***** THE DATA *****

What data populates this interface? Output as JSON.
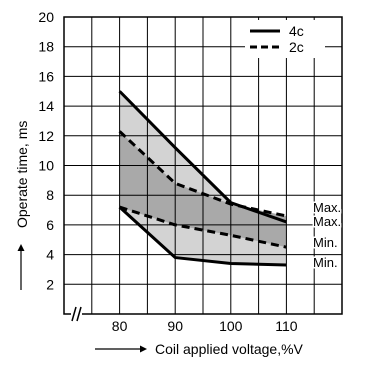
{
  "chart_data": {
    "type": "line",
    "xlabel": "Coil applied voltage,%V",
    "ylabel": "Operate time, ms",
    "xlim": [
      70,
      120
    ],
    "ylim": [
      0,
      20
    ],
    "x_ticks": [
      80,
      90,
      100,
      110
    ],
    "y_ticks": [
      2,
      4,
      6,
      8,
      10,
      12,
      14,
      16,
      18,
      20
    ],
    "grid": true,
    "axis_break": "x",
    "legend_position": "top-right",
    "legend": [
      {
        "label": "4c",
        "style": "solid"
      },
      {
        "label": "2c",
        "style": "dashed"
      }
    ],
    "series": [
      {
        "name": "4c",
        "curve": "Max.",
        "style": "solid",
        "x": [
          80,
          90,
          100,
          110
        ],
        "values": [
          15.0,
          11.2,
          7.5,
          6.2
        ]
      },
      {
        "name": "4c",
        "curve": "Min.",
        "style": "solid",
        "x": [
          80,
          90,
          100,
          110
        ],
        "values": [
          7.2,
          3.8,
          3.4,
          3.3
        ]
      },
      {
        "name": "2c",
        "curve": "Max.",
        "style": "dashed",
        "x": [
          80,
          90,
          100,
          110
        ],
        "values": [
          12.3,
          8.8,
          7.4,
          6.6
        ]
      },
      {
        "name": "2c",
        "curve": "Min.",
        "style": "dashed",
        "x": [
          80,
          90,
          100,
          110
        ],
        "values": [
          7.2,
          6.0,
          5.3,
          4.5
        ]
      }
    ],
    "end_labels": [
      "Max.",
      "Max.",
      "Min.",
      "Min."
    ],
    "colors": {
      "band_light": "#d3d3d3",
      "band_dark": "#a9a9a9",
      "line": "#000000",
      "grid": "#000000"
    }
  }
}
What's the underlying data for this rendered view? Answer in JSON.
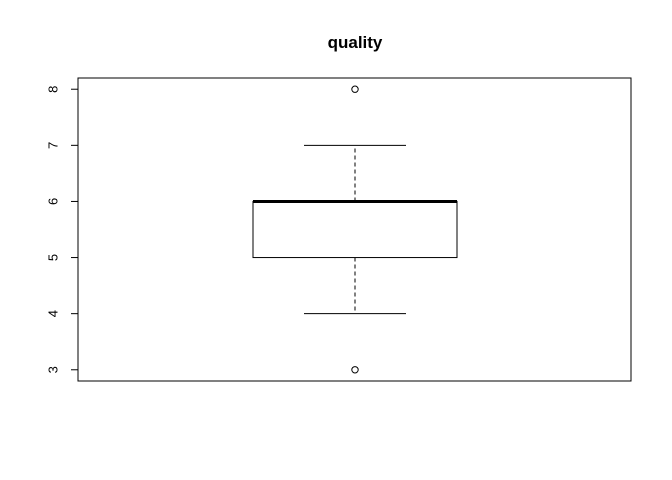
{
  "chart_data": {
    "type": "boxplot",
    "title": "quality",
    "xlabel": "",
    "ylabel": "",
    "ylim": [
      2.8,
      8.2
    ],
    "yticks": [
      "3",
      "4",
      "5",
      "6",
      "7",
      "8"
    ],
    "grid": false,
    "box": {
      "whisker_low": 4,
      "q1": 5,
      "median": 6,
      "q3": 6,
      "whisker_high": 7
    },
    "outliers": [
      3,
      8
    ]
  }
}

*****
***** THE DATA *****

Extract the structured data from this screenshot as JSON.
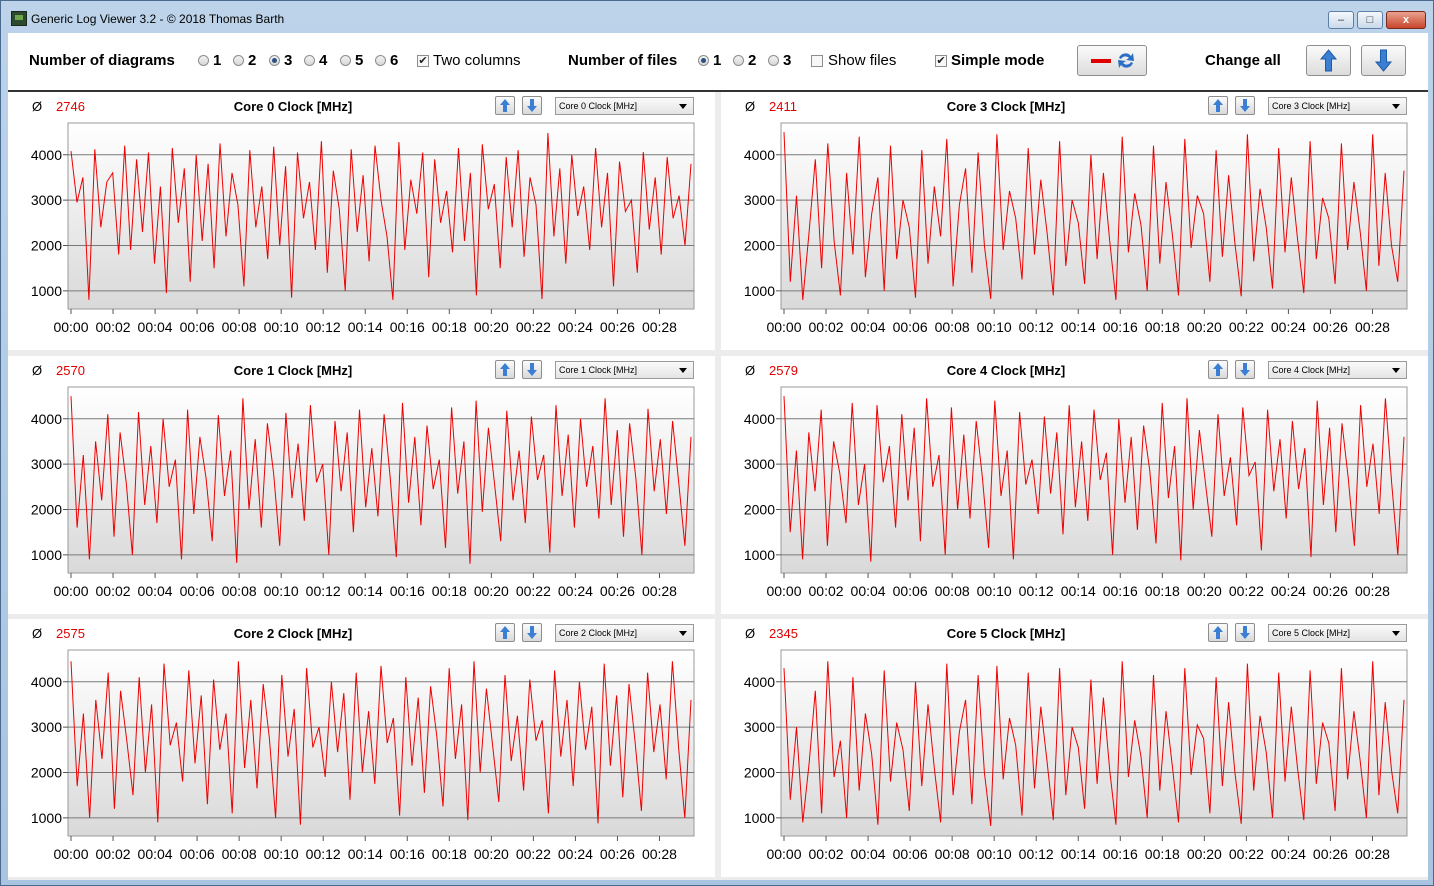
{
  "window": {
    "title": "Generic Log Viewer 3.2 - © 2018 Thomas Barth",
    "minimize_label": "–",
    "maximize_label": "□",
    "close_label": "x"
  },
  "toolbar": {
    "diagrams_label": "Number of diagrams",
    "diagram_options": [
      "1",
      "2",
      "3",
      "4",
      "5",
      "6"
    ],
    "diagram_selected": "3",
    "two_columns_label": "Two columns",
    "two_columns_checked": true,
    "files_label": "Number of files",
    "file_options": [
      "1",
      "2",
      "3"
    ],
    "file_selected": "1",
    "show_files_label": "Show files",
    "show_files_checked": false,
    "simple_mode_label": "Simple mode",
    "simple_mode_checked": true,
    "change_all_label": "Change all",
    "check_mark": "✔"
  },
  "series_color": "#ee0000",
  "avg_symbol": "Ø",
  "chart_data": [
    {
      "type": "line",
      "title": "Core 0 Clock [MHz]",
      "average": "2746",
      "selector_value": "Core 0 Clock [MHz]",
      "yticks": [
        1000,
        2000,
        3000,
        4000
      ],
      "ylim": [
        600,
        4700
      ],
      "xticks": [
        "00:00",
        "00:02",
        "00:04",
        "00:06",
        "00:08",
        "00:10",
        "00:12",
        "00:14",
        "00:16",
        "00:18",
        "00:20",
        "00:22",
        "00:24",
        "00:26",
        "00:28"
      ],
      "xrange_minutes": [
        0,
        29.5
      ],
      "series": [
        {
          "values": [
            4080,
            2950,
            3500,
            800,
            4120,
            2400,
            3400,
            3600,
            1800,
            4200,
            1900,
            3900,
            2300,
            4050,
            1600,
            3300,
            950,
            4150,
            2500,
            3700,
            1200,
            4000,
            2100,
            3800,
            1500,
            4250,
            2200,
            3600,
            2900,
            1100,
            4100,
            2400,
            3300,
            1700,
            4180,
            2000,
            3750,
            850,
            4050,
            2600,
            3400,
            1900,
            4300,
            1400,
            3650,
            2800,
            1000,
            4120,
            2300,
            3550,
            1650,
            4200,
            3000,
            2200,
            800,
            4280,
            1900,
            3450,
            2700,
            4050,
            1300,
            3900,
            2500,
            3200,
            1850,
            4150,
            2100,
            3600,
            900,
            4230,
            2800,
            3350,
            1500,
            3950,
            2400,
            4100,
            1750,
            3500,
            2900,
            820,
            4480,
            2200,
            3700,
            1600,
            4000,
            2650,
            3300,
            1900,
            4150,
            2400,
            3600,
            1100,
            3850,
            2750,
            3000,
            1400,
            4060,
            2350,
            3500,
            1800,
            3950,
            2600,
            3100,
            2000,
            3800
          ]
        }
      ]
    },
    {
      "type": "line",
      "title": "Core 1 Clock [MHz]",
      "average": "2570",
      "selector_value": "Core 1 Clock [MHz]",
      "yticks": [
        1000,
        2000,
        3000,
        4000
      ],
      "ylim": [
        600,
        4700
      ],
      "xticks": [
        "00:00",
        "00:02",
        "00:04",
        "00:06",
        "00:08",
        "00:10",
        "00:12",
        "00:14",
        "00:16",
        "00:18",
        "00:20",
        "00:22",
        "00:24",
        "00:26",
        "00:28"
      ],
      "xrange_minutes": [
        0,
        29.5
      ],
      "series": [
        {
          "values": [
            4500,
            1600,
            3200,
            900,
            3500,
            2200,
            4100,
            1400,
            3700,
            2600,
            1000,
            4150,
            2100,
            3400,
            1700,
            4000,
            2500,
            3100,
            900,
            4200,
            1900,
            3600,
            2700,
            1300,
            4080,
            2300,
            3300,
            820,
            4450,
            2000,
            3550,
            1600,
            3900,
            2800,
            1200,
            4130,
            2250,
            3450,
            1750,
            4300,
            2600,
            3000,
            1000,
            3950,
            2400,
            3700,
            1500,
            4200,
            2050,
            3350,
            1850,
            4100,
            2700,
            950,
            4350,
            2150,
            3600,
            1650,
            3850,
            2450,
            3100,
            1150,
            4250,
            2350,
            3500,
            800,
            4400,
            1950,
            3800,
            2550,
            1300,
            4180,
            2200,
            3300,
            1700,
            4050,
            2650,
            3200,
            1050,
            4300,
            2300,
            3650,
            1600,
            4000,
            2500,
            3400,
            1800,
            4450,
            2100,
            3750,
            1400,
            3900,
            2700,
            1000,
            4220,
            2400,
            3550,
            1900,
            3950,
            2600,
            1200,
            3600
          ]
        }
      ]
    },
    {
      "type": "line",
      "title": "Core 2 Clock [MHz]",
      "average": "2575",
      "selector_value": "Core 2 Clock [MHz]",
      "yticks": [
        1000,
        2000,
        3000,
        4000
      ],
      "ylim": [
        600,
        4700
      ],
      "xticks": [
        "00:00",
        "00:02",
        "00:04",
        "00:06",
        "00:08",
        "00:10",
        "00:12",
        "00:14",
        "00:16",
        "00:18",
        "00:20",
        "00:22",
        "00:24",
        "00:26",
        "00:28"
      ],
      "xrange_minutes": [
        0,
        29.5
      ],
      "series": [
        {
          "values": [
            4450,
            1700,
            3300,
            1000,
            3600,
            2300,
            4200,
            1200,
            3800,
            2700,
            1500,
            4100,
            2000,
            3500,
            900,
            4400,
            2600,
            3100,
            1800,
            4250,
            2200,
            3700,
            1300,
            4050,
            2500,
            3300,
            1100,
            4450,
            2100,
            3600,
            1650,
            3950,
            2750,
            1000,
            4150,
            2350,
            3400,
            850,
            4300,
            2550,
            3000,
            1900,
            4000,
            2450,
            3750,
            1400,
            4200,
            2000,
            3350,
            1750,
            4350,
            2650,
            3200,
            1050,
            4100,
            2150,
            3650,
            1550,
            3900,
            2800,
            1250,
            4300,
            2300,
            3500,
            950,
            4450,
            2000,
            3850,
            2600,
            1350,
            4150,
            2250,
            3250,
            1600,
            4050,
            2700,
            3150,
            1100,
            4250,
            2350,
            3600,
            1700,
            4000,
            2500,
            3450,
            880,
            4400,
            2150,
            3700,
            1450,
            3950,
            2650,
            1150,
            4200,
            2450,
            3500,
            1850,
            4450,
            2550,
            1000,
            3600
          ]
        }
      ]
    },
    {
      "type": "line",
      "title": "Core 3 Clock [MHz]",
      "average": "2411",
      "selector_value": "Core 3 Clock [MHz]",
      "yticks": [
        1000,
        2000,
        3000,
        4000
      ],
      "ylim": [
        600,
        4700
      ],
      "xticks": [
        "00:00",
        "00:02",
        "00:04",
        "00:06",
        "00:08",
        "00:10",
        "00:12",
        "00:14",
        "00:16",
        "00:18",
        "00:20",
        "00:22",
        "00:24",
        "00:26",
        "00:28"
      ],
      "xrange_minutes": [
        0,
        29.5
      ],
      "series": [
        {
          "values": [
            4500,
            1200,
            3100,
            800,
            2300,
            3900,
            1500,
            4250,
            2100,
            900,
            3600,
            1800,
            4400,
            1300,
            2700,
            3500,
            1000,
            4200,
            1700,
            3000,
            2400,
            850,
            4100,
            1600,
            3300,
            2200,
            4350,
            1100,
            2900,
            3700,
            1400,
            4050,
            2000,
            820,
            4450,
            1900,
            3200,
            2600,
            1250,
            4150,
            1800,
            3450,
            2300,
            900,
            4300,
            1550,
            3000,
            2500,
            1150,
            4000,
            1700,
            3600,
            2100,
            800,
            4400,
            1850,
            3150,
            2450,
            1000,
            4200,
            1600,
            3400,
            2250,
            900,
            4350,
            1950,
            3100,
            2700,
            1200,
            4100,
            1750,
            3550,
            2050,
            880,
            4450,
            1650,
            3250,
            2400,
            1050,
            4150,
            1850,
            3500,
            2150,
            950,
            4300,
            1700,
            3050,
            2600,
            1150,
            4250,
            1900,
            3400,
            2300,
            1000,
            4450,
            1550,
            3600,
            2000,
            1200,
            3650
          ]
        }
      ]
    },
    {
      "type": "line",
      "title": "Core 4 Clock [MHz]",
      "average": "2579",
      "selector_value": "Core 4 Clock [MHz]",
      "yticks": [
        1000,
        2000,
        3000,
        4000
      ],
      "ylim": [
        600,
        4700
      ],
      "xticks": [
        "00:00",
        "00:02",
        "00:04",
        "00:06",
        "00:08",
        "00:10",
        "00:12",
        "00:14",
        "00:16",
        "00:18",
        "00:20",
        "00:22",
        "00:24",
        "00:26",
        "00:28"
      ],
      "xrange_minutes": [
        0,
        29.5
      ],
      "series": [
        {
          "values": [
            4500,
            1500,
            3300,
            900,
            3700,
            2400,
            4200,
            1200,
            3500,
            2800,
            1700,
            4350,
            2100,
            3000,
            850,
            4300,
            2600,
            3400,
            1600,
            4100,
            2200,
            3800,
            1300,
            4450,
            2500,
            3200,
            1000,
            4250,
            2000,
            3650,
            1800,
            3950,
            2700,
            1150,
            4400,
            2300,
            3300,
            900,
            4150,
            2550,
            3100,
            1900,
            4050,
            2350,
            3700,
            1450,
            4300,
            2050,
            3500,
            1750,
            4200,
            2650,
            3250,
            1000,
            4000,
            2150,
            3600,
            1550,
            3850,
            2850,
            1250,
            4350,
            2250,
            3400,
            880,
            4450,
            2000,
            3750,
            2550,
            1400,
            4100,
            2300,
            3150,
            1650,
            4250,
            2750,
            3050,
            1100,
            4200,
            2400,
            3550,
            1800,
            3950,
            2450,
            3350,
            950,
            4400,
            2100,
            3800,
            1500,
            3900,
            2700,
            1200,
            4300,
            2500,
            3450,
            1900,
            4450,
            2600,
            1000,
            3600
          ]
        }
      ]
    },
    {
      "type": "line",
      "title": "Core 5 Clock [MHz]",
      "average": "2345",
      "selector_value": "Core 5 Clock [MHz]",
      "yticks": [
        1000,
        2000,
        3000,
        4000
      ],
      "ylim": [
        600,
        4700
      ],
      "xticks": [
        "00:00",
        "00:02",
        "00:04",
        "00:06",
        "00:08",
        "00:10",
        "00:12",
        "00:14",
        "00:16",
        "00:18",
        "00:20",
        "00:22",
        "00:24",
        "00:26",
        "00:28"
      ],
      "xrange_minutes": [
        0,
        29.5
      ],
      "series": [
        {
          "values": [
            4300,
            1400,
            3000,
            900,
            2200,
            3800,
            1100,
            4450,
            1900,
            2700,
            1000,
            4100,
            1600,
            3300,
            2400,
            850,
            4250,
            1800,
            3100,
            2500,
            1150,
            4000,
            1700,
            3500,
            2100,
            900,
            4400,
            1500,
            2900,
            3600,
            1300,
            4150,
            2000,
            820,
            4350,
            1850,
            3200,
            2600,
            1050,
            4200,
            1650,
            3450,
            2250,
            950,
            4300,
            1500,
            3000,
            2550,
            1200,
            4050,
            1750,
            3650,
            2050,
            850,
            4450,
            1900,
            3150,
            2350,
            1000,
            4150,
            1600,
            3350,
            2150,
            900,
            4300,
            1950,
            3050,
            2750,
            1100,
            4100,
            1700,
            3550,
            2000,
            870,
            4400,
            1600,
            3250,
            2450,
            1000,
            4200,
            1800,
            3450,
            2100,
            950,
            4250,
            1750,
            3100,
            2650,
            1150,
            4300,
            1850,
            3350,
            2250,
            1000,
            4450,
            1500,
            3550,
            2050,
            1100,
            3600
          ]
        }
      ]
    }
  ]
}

*****
***** THE DATA *****

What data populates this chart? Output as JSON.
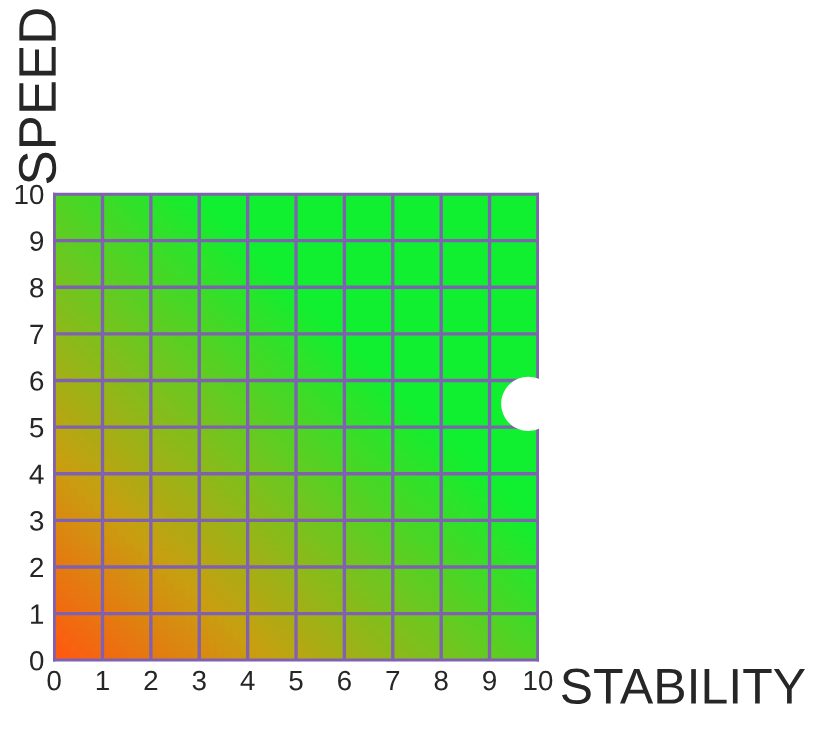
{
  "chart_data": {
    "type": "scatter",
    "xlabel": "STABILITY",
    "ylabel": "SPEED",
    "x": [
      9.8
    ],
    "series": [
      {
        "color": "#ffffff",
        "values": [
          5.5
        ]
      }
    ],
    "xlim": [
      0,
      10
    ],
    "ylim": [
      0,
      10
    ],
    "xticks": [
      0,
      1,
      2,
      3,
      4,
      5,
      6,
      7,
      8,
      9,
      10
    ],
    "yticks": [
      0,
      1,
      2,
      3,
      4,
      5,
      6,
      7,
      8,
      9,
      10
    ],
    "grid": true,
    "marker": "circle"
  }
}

*****

PROBLEM TO WORK ON:
In the entries above, find every line holding the word "true" and copy it out.

SOLUTION TO THE PROBLEM:
    "grid": true,
    "two_columns_checked": true,
    "simple_mode_checked": true,
    "grid": true,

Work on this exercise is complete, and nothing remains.